Aim:
Among the lines of these entries, how many hold the word "Taiping"? State only the number.

====== Data for this task

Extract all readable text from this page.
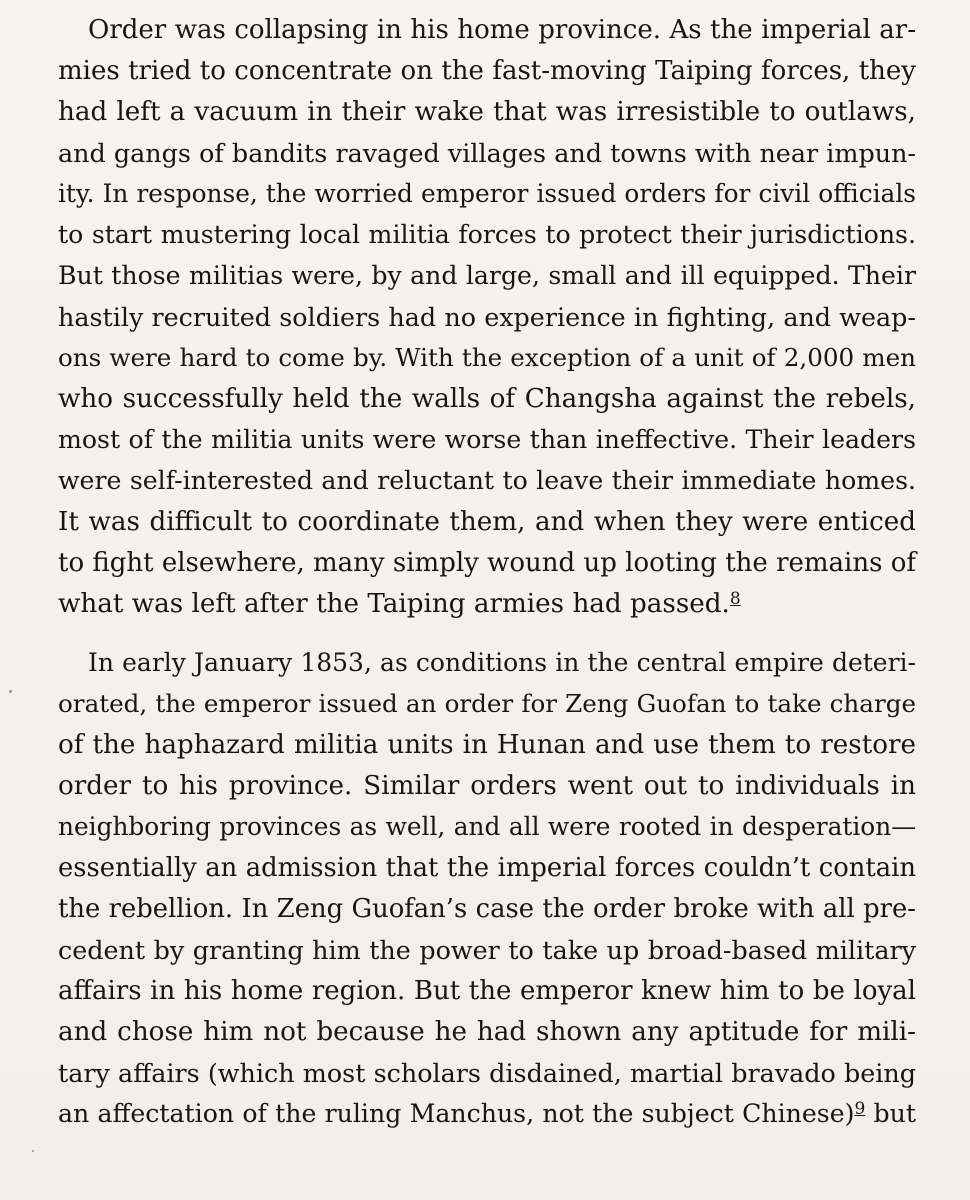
Order was collapsing in his home province. As the imperial ar-
mies tried to concentrate on the fast-moving Taiping forces, they
had left a vacuum in their wake that was irresistible to outlaws,
and gangs of bandits ravaged villages and towns with near impun-
ity. In response, the worried emperor issued orders for civil officials
to start mustering local militia forces to protect their jurisdictions.
But those militias were, by and large, small and ill equipped. Their
hastily recruited soldiers had no experience in fighting, and weap-
ons were hard to come by. With the exception of a unit of 2,000 men
who successfully held the walls of Changsha against the rebels,
most of the militia units were worse than ineffective. Their leaders
were self-interested and reluctant to leave their immediate homes.
It was difficult to coordinate them, and when they were enticed
to fight elsewhere, many simply wound up looting the remains of
what was left after the Taiping armies had passed.$^8$
In early January 1853, as conditions in the central empire deteri-
orated, the emperor issued an order for Zeng Guofan to take charge
of the haphazard militia units in Hunan and use them to restore
order to his province. Similar orders went out to individuals in
neighboring provinces as well, and all were rooted in desperation—
essentially an admission that the imperial forces couldn’t contain
the rebellion. In Zeng Guofan’s case the order broke with all pre-
cedent by granting him the power to take up broad-based military
affairs in his home region. But the emperor knew him to be loyal
and chose him not because he had shown any aptitude for mili-
tary affairs (which most scholars disdained, martial bravado being
an affectation of the ruling Manchus, not the subject Chinese)$^9$ but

============

Right answer:
2